→ GOAL:
Transcribe each line exactly.

→ RECORDS PROVIDED:
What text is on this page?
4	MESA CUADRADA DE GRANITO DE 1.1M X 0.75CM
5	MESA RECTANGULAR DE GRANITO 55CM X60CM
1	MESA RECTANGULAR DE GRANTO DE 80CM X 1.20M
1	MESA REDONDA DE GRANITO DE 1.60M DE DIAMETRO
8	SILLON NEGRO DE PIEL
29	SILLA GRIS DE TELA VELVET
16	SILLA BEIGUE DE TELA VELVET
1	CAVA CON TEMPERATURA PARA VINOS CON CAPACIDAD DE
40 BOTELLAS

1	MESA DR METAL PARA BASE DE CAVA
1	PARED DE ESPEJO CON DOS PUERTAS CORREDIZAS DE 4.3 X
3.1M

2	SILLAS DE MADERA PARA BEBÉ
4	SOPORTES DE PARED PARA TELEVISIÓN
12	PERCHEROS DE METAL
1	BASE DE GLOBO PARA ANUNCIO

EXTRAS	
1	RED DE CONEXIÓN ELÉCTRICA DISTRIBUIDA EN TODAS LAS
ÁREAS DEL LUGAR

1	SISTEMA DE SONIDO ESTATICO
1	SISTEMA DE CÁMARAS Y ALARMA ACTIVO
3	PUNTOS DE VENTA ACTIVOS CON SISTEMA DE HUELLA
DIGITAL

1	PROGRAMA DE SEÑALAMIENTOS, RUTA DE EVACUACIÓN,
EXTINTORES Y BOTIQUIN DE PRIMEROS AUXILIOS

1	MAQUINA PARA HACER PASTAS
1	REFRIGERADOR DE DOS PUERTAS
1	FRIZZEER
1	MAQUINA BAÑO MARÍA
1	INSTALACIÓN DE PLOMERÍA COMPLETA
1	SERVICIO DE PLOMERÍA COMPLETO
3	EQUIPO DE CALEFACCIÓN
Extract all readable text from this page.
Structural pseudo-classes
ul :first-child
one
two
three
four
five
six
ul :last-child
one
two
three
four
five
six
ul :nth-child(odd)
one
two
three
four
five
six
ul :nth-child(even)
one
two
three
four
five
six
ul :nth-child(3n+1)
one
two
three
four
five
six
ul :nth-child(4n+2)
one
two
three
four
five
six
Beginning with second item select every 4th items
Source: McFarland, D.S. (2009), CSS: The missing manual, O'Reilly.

→ RESPONSE:
What text is on this page?
4	MESA CUADRADA DE GRANITO DE 1.1M X 0.75CM
5	MESA RECTANGULAR DE GRANITO 55CM X60CM
1	MESA RECTANGULAR DE GRANTO DE 80CM X 1.20M
1	MESA REDONDA DE GRANITO DE 1.60M DE DIAMETRO
8	SILLON NEGRO DE PIEL
29	SILLA GRIS DE TELA VELVET
16	SILLA BEIGUE DE TELA VELVET
1	CAVA CON TEMPERATURA PARA VINOS CON CAPACIDAD DE
40 BOTELLAS

1	MESA DR METAL PARA BASE DE CAVA
1	PARED DE ESPEJO CON DOS PUERTAS CORREDIZAS DE 4.3 X
3.1M

2	SILLAS DE MADERA PARA BEBÉ
4	SOPORTES DE PARED PARA TELEVISIÓN
12	PERCHEROS DE METAL
1	BASE DE GLOBO PARA ANUNCIO

EXTRAS	
1	RED DE CONEXIÓN ELÉCTRICA DISTRIBUIDA EN TODAS LAS
ÁREAS DEL LUGAR

1	SISTEMA DE SONIDO ESTATICO
1	SISTEMA DE CÁMARAS Y ALARMA ACTIVO
3	PUNTOS DE VENTA ACTIVOS CON SISTEMA DE HUELLA
DIGITAL

1	PROGRAMA DE SEÑALAMIENTOS, RUTA DE EVACUACIÓN,
EXTINTORES Y BOTIQUIN DE PRIMEROS AUXILIOS

1	MAQUINA PARA HACER PASTAS
1	REFRIGERADOR DE DOS PUERTAS
1	FRIZZEER
1	MAQUINA BAÑO MARÍA
1	INSTALACIÓN DE PLOMERÍA COMPLETA
1	SERVICIO DE PLOMERÍA COMPLETO
3	EQUIPO DE CALEFACCIÓN
Extract all readable text from this page.
Structural pseudo-classes
ul :first-child
one
two
three
four
five
six
ul :last-child
one
two
three
four
five
six
ul :nth-child(odd)
one
two
three
four
five
six
ul :nth-child(even)
one
two
three
four
five
six
ul :nth-child(3n+1)
one
two
three
four
five
six
ul :nth-child(4n+2)
one
two
three
four
five
six
Beginning with second item select every 4th items
Source: McFarland, D.S. (2009), CSS: The missing manual, O'Reilly.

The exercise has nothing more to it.